- _EXTRAIT DU DOCUMENT_:
_ _ _ _ _

Le 19 juin au 17 juillet 2027. La CAF a officialisé ce 2 mai les dates de la prochaine Coupe d'Afrique des nations, co-organisée pour la première fois de l'histoire par trois pays — Kenya, Tanzanie, Ouganda. Le pays hôte du match d'ouverture et celui de la finale seront communiqués ultérieurement.
L'annonce a le mérite de la clarté. Elle dit aussi autre chose : la CAF ne veut pas entendre parler d'un report. En février, l'institution avait déjà démenti des informations de presse évoquant un renvoi à 2028. Patrice Motsepe, son président, avait réaffirmé depuis Dar es-Salaam que l'engagement restait « intact ». Le communiqué du 2 mai enfonce le clou.

_ _ _ _ _

(Données d'analyse de la mise en page des documents)
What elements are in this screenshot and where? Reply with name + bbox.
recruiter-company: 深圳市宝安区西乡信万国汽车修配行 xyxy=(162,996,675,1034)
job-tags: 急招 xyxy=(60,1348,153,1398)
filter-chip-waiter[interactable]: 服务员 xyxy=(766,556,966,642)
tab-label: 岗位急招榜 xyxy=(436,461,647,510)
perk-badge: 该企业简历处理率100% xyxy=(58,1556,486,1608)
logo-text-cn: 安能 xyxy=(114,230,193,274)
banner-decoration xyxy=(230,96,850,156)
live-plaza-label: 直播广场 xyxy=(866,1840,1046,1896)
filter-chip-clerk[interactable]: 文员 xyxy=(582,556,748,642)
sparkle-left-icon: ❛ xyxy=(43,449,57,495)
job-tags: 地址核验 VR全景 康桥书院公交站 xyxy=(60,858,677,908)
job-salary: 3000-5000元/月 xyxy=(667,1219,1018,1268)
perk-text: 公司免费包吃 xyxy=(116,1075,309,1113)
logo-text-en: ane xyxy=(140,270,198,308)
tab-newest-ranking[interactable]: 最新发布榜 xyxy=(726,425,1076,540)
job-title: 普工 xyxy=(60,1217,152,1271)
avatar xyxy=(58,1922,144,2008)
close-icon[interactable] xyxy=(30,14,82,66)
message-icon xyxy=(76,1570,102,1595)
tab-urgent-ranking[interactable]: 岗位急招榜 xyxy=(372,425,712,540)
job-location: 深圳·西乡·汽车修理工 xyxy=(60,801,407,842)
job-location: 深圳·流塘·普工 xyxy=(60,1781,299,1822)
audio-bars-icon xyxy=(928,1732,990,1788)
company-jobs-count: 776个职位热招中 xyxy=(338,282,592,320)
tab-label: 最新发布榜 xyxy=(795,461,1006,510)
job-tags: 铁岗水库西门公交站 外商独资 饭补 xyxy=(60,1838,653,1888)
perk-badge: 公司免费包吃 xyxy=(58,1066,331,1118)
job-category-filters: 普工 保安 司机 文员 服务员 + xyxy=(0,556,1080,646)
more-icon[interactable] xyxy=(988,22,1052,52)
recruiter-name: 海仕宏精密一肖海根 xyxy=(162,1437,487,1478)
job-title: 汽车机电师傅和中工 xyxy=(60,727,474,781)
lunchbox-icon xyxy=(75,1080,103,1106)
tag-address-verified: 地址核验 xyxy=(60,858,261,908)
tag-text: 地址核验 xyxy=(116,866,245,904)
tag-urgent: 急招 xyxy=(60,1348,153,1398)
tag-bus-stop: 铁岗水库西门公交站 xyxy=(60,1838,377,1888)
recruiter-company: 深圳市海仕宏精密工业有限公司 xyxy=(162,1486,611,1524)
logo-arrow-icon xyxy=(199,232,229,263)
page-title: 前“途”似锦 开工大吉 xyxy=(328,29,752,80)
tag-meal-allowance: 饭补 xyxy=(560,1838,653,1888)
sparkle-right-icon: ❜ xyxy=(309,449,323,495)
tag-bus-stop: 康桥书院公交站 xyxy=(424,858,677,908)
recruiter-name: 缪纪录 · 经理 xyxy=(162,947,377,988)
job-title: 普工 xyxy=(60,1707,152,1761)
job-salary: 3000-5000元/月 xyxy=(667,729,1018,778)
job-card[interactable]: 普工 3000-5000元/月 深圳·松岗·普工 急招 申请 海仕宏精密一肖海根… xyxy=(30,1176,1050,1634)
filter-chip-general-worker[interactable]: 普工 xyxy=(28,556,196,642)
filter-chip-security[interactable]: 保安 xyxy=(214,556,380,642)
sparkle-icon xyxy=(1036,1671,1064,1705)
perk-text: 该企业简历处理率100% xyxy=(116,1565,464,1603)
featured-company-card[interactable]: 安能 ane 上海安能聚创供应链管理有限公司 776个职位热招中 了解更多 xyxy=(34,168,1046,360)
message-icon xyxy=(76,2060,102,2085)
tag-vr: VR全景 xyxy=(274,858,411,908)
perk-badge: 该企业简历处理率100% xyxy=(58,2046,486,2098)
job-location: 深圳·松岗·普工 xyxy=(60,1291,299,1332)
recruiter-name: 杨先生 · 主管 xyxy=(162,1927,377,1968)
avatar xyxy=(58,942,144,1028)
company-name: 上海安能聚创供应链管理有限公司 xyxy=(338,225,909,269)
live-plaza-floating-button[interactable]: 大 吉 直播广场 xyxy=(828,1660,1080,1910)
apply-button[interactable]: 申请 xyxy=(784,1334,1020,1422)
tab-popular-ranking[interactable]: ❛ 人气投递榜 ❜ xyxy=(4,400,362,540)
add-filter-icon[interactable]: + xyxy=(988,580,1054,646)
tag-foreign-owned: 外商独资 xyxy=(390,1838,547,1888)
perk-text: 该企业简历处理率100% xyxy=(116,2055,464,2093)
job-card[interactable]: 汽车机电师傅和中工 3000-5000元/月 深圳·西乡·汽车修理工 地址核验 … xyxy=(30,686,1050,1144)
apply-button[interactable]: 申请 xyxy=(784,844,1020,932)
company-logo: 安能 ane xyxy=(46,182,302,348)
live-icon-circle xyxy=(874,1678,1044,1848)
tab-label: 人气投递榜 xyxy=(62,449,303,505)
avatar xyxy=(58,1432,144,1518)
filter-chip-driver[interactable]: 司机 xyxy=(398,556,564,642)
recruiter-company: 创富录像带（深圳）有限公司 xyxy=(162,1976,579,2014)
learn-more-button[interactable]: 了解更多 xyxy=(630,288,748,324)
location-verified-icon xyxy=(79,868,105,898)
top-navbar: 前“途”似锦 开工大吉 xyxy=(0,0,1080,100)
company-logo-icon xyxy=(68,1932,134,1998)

_ _ _ _ _

- _TRAVAIL DEMANDÉ_: Indiquez si chacune des affirmations suivantes est conforme à l'extrait ci-dessus sur la Coupe d'Afrique des nations, en répondant par oui ou par non et en citant textuellement les mots qui tranchent. (a) La compétition sera organisée conjointement par trois pays. (b) Le pays hôte de la finale est déjà connu. (c) En février, la CAF a confirmé un renvoi de la compétition à 2028.

- _RÉPONSE ATTENDUE_:
(a) Oui : « co-organisée pour la première fois de l'histoire par trois pays ».
(b) Non : « Le pays hôte du match d'ouverture et celui de la finale seront communiqués ultérieurement ».
(c) Non : « l'institution avait déjà démenti des informations de presse évoquant un renvoi à 2028 ».